Extracted information

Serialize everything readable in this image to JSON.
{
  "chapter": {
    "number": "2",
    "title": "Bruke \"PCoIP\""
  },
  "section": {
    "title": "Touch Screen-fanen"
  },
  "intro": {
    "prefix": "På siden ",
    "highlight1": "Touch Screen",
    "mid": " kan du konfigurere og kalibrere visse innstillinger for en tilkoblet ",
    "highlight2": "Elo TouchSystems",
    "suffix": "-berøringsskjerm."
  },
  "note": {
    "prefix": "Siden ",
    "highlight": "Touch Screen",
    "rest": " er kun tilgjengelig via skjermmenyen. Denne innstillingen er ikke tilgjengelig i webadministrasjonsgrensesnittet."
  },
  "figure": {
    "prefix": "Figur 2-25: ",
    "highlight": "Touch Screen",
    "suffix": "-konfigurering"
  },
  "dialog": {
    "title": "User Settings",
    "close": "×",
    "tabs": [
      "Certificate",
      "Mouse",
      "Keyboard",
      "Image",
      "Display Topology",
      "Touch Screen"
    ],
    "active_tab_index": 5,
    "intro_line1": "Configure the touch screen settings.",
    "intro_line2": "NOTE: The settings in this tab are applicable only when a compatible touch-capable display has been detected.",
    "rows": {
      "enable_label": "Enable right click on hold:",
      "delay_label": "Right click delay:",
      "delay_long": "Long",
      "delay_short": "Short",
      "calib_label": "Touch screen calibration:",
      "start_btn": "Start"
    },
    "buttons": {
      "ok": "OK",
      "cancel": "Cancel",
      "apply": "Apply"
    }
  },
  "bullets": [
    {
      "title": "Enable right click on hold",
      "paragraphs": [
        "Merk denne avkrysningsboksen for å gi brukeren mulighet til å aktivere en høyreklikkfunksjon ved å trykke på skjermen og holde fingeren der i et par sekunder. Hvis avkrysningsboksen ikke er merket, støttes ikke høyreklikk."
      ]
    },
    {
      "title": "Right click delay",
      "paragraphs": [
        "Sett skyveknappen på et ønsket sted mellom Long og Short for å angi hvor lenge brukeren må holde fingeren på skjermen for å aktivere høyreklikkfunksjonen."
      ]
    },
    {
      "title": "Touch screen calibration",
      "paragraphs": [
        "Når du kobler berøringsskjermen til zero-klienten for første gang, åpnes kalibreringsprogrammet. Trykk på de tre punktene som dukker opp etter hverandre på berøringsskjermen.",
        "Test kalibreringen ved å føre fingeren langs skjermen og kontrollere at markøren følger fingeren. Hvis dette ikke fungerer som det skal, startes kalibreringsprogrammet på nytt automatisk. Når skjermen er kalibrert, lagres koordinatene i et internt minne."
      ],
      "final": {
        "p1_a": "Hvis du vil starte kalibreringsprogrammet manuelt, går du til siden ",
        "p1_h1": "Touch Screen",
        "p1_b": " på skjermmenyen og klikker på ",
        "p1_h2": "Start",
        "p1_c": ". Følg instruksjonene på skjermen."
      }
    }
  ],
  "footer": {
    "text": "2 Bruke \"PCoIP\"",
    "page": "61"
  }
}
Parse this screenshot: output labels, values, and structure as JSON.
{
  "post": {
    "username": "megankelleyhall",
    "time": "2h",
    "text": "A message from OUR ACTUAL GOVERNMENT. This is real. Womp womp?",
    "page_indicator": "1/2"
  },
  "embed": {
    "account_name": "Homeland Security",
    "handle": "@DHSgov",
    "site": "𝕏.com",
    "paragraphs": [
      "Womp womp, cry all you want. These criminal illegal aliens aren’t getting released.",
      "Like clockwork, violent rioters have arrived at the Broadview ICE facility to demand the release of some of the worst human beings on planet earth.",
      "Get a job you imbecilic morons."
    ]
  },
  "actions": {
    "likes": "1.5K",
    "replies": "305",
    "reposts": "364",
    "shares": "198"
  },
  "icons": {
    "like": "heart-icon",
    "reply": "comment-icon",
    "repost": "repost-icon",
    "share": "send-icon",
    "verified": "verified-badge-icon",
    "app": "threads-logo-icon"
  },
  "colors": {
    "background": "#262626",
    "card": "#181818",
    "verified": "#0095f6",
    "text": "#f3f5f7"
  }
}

Short task
Reproduce each line verbatim.

Worked solution
Serialize everything readable in this image to JSON.
{
  "chapter": {
    "number": "2",
    "title": "Bruke \"PCoIP\""
  },
  "section": {
    "title": "Touch Screen-fanen"
  },
  "intro": {
    "prefix": "På siden ",
    "highlight1": "Touch Screen",
    "mid": " kan du konfigurere og kalibrere visse innstillinger for en tilkoblet ",
    "highlight2": "Elo TouchSystems",
    "suffix": "-berøringsskjerm."
  },
  "note": {
    "prefix": "Siden ",
    "highlight": "Touch Screen",
    "rest": " er kun tilgjengelig via skjermmenyen. Denne innstillingen er ikke tilgjengelig i webadministrasjonsgrensesnittet."
  },
  "figure": {
    "prefix": "Figur 2-25: ",
    "highlight": "Touch Screen",
    "suffix": "-konfigurering"
  },
  "dialog": {
    "title": "User Settings",
    "close": "×",
    "tabs": [
      "Certificate",
      "Mouse",
      "Keyboard",
      "Image",
      "Display Topology",
      "Touch Screen"
    ],
    "active_tab_index": 5,
    "intro_line1": "Configure the touch screen settings.",
    "intro_line2": "NOTE: The settings in this tab are applicable only when a compatible touch-capable display has been detected.",
    "rows": {
      "enable_label": "Enable right click on hold:",
      "delay_label": "Right click delay:",
      "delay_long": "Long",
      "delay_short": "Short",
      "calib_label": "Touch screen calibration:",
      "start_btn": "Start"
    },
    "buttons": {
      "ok": "OK",
      "cancel": "Cancel",
      "apply": "Apply"
    }
  },
  "bullets": [
    {
      "title": "Enable right click on hold",
      "paragraphs": [
        "Merk denne avkrysningsboksen for å gi brukeren mulighet til å aktivere en høyreklikkfunksjon ved å trykke på skjermen og holde fingeren der i et par sekunder. Hvis avkrysningsboksen ikke er merket, støttes ikke høyreklikk."
      ]
    },
    {
      "title": "Right click delay",
      "paragraphs": [
        "Sett skyveknappen på et ønsket sted mellom Long og Short for å angi hvor lenge brukeren må holde fingeren på skjermen for å aktivere høyreklikkfunksjonen."
      ]
    },
    {
      "title": "Touch screen calibration",
      "paragraphs": [
        "Når du kobler berøringsskjermen til zero-klienten for første gang, åpnes kalibreringsprogrammet. Trykk på de tre punktene som dukker opp etter hverandre på berøringsskjermen.",
        "Test kalibreringen ved å føre fingeren langs skjermen og kontrollere at markøren følger fingeren. Hvis dette ikke fungerer som det skal, startes kalibreringsprogrammet på nytt automatisk. Når skjermen er kalibrert, lagres koordinatene i et internt minne."
      ],
      "final": {
        "p1_a": "Hvis du vil starte kalibreringsprogrammet manuelt, går du til siden ",
        "p1_h1": "Touch Screen",
        "p1_b": " på skjermmenyen og klikker på ",
        "p1_h2": "Start",
        "p1_c": ". Følg instruksjonene på skjermen."
      }
    }
  ],
  "footer": {
    "text": "2 Bruke \"PCoIP\"",
    "page": "61"
  }
}
Parse this screenshot: output labels, values, and structure as JSON.
{
  "post": {
    "username": "megankelleyhall",
    "time": "2h",
    "text": "A message from OUR ACTUAL GOVERNMENT. This is real. Womp womp?",
    "page_indicator": "1/2"
  },
  "embed": {
    "account_name": "Homeland Security",
    "handle": "@DHSgov",
    "site": "𝕏.com",
    "paragraphs": [
      "Womp womp, cry all you want. These criminal illegal aliens aren’t getting released.",
      "Like clockwork, violent rioters have arrived at the Broadview ICE facility to demand the release of some of the worst human beings on planet earth.",
      "Get a job you imbecilic morons."
    ]
  },
  "actions": {
    "likes": "1.5K",
    "replies": "305",
    "reposts": "364",
    "shares": "198"
  },
  "icons": {
    "like": "heart-icon",
    "reply": "comment-icon",
    "repost": "repost-icon",
    "share": "send-icon",
    "verified": "verified-badge-icon",
    "app": "threads-logo-icon"
  },
  "colors": {
    "background": "#262626",
    "card": "#181818",
    "verified": "#0095f6",
    "text": "#f3f5f7"
  }
}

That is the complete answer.